- _STATED EXERCISE_
Repeat all of the records verbatim.

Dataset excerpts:
_ _ _ _ _
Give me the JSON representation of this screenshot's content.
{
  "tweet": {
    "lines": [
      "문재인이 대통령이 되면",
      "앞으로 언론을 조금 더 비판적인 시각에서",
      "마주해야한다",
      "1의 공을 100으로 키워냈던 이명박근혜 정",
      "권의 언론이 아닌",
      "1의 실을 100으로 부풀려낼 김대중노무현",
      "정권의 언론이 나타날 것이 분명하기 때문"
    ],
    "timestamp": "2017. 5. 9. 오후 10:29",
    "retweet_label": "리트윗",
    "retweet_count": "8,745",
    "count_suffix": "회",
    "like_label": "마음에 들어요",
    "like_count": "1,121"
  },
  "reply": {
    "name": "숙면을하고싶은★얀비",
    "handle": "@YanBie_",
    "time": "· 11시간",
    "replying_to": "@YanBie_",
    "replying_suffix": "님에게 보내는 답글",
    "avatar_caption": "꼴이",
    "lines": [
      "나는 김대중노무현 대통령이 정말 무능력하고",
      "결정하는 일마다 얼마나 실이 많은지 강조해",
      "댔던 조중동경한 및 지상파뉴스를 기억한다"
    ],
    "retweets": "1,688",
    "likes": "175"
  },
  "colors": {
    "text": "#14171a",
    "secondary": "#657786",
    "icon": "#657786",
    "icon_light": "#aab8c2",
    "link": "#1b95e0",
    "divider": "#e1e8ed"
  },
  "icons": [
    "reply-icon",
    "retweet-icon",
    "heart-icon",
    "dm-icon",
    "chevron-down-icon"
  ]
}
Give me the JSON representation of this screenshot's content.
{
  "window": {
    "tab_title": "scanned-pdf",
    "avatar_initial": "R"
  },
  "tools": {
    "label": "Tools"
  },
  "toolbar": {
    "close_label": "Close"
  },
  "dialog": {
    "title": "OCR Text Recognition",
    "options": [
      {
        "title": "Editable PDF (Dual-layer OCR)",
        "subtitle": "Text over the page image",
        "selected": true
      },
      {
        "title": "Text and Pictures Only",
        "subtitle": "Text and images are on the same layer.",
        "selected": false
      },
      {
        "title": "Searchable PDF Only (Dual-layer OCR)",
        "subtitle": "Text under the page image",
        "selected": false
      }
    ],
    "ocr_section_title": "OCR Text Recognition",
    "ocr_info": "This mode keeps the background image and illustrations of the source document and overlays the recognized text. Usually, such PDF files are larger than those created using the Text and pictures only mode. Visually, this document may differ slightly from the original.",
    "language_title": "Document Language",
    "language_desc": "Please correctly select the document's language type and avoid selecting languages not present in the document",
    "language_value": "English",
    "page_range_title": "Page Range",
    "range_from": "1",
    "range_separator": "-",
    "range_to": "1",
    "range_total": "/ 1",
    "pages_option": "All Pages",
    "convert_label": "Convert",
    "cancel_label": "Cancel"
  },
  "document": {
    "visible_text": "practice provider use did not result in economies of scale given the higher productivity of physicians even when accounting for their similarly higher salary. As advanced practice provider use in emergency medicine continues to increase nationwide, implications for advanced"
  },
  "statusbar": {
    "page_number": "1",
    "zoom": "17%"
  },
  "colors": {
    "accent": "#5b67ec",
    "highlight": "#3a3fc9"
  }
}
_ _ _ _ _
- _RESULT FOR THIS TASK_
Give me the JSON representation of this screenshot's content.
{
  "tweet": {
    "lines": [
      "문재인이 대통령이 되면",
      "앞으로 언론을 조금 더 비판적인 시각에서",
      "마주해야한다",
      "1의 공을 100으로 키워냈던 이명박근혜 정",
      "권의 언론이 아닌",
      "1의 실을 100으로 부풀려낼 김대중노무현",
      "정권의 언론이 나타날 것이 분명하기 때문"
    ],
    "timestamp": "2017. 5. 9. 오후 10:29",
    "retweet_label": "리트윗",
    "retweet_count": "8,745",
    "count_suffix": "회",
    "like_label": "마음에 들어요",
    "like_count": "1,121"
  },
  "reply": {
    "name": "숙면을하고싶은★얀비",
    "handle": "@YanBie_",
    "time": "· 11시간",
    "replying_to": "@YanBie_",
    "replying_suffix": "님에게 보내는 답글",
    "avatar_caption": "꼴이",
    "lines": [
      "나는 김대중노무현 대통령이 정말 무능력하고",
      "결정하는 일마다 얼마나 실이 많은지 강조해",
      "댔던 조중동경한 및 지상파뉴스를 기억한다"
    ],
    "retweets": "1,688",
    "likes": "175"
  },
  "colors": {
    "text": "#14171a",
    "secondary": "#657786",
    "icon": "#657786",
    "icon_light": "#aab8c2",
    "link": "#1b95e0",
    "divider": "#e1e8ed"
  },
  "icons": [
    "reply-icon",
    "retweet-icon",
    "heart-icon",
    "dm-icon",
    "chevron-down-icon"
  ]
}
Give me the JSON representation of this screenshot's content.
{
  "window": {
    "tab_title": "scanned-pdf",
    "avatar_initial": "R"
  },
  "tools": {
    "label": "Tools"
  },
  "toolbar": {
    "close_label": "Close"
  },
  "dialog": {
    "title": "OCR Text Recognition",
    "options": [
      {
        "title": "Editable PDF (Dual-layer OCR)",
        "subtitle": "Text over the page image",
        "selected": true
      },
      {
        "title": "Text and Pictures Only",
        "subtitle": "Text and images are on the same layer.",
        "selected": false
      },
      {
        "title": "Searchable PDF Only (Dual-layer OCR)",
        "subtitle": "Text under the page image",
        "selected": false
      }
    ],
    "ocr_section_title": "OCR Text Recognition",
    "ocr_info": "This mode keeps the background image and illustrations of the source document and overlays the recognized text. Usually, such PDF files are larger than those created using the Text and pictures only mode. Visually, this document may differ slightly from the original.",
    "language_title": "Document Language",
    "language_desc": "Please correctly select the document's language type and avoid selecting languages not present in the document",
    "language_value": "English",
    "page_range_title": "Page Range",
    "range_from": "1",
    "range_separator": "-",
    "range_to": "1",
    "range_total": "/ 1",
    "pages_option": "All Pages",
    "convert_label": "Convert",
    "cancel_label": "Cancel"
  },
  "document": {
    "visible_text": "practice provider use did not result in economies of scale given the higher productivity of physicians even when accounting for their similarly higher salary. As advanced practice provider use in emergency medicine continues to increase nationwide, implications for advanced"
  },
  "statusbar": {
    "page_number": "1",
    "zoom": "17%"
  },
  "colors": {
    "accent": "#5b67ec",
    "highlight": "#3a3fc9"
  }
}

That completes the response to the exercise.